==== RECORDED INFORMATION
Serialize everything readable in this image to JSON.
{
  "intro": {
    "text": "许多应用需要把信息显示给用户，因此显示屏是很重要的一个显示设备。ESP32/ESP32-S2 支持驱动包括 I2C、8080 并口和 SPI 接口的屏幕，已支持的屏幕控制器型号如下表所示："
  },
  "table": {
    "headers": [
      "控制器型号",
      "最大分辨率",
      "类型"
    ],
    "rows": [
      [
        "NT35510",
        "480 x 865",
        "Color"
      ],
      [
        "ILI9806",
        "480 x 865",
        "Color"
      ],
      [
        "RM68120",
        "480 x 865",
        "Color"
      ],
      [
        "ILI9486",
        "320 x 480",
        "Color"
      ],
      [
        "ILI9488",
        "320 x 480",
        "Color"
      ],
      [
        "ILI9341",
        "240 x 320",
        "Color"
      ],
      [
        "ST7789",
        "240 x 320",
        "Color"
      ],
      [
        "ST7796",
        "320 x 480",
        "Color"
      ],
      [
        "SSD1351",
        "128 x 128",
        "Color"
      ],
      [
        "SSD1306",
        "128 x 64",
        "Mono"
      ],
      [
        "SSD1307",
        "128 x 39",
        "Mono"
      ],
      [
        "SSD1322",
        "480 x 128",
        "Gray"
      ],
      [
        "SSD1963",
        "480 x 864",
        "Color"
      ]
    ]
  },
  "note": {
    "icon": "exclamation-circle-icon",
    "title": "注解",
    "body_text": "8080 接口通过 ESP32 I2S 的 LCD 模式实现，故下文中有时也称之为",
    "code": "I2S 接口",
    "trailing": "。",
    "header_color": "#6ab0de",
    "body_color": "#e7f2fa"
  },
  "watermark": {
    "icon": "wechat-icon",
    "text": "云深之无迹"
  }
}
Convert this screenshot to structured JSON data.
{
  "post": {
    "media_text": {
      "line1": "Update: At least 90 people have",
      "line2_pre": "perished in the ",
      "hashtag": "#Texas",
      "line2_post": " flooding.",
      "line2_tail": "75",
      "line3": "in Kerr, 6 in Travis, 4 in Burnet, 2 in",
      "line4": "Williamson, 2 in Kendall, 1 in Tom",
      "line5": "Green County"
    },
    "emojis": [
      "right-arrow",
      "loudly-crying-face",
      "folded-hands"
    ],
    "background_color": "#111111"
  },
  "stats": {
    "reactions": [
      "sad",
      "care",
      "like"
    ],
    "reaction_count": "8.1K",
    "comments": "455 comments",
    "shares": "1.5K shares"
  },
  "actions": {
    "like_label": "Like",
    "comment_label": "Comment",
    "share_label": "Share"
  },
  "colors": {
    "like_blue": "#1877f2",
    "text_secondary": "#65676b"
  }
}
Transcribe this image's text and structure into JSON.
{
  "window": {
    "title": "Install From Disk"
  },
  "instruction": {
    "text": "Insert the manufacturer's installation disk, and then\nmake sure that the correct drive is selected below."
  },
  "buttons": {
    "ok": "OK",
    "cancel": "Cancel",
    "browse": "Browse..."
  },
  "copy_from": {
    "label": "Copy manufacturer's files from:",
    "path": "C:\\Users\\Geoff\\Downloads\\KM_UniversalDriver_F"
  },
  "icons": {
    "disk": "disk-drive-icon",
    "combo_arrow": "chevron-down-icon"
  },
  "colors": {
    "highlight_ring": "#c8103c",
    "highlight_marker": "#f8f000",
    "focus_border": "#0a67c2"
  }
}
========
From the records above, report the count of lines containing "JSON" and nothing more.

3